Task statement
Quote the listing below from the line that contains "Output each element" through the line that contains "plant-name-4: Solanum nigrum", leaving the pictures out of your answer.

Material provided
--- --- ---

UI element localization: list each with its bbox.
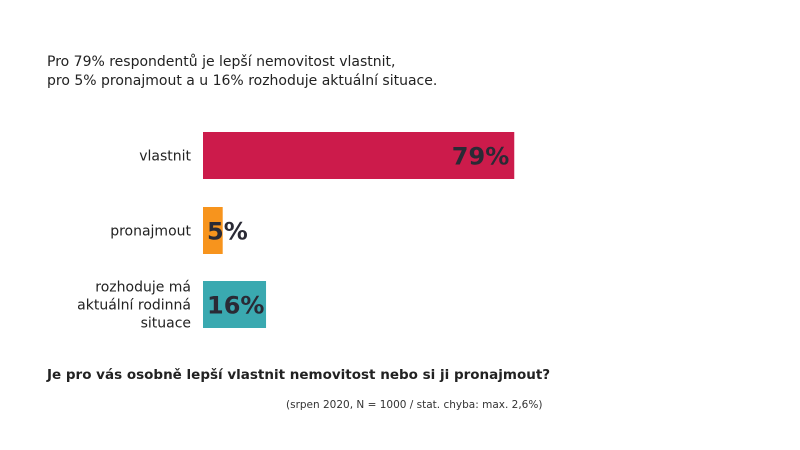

--- --- ---

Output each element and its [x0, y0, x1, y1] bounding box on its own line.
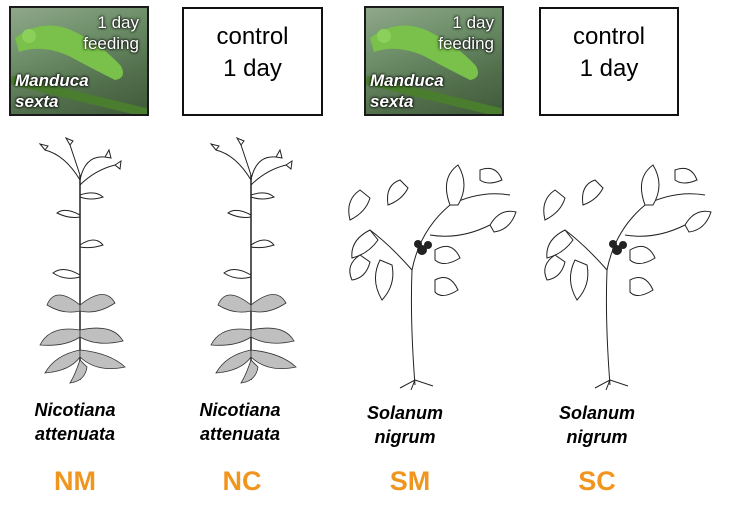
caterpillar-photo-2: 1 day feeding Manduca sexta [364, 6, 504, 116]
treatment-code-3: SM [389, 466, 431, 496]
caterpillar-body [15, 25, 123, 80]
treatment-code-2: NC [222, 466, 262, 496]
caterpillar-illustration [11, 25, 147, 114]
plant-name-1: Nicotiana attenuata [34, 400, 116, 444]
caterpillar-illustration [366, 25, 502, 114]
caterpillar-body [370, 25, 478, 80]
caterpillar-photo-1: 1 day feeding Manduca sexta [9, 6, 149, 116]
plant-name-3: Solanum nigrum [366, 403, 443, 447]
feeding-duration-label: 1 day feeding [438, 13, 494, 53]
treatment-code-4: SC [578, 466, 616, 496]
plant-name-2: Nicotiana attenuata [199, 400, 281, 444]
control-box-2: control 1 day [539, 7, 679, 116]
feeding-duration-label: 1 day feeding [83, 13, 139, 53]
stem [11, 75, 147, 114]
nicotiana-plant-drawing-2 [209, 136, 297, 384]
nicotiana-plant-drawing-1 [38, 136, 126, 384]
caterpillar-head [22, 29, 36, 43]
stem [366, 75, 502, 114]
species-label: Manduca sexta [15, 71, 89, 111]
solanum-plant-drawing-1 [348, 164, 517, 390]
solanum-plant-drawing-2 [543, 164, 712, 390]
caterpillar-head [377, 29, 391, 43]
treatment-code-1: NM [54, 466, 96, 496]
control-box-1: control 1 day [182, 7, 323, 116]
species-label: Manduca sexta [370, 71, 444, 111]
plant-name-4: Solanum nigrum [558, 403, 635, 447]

--- --- ---

Exercise result
Output each element and its [x0, y0, x1, y1] bounding box on its own line.
caterpillar-photo-2: 1 day feeding Manduca sexta [364, 6, 504, 116]
treatment-code-3: SM [389, 466, 431, 496]
caterpillar-body [15, 25, 123, 80]
treatment-code-2: NC [222, 466, 262, 496]
caterpillar-illustration [11, 25, 147, 114]
plant-name-1: Nicotiana attenuata [34, 400, 116, 444]
caterpillar-illustration [366, 25, 502, 114]
caterpillar-body [370, 25, 478, 80]
caterpillar-photo-1: 1 day feeding Manduca sexta [9, 6, 149, 116]
plant-name-3: Solanum nigrum [366, 403, 443, 447]
feeding-duration-label: 1 day feeding [438, 13, 494, 53]
treatment-code-4: SC [578, 466, 616, 496]
plant-name-2: Nicotiana attenuata [199, 400, 281, 444]
control-box-2: control 1 day [539, 7, 679, 116]
feeding-duration-label: 1 day feeding [83, 13, 139, 53]
stem [11, 75, 147, 114]
nicotiana-plant-drawing-2 [209, 136, 297, 384]
nicotiana-plant-drawing-1 [38, 136, 126, 384]
caterpillar-head [22, 29, 36, 43]
stem [366, 75, 502, 114]
species-label: Manduca sexta [15, 71, 89, 111]
solanum-plant-drawing-1 [348, 164, 517, 390]
solanum-plant-drawing-2 [543, 164, 712, 390]
caterpillar-head [377, 29, 391, 43]
treatment-code-1: NM [54, 466, 96, 496]
control-box-1: control 1 day [182, 7, 323, 116]
species-label: Manduca sexta [370, 71, 444, 111]
plant-name-4: Solanum nigrum [558, 403, 635, 447]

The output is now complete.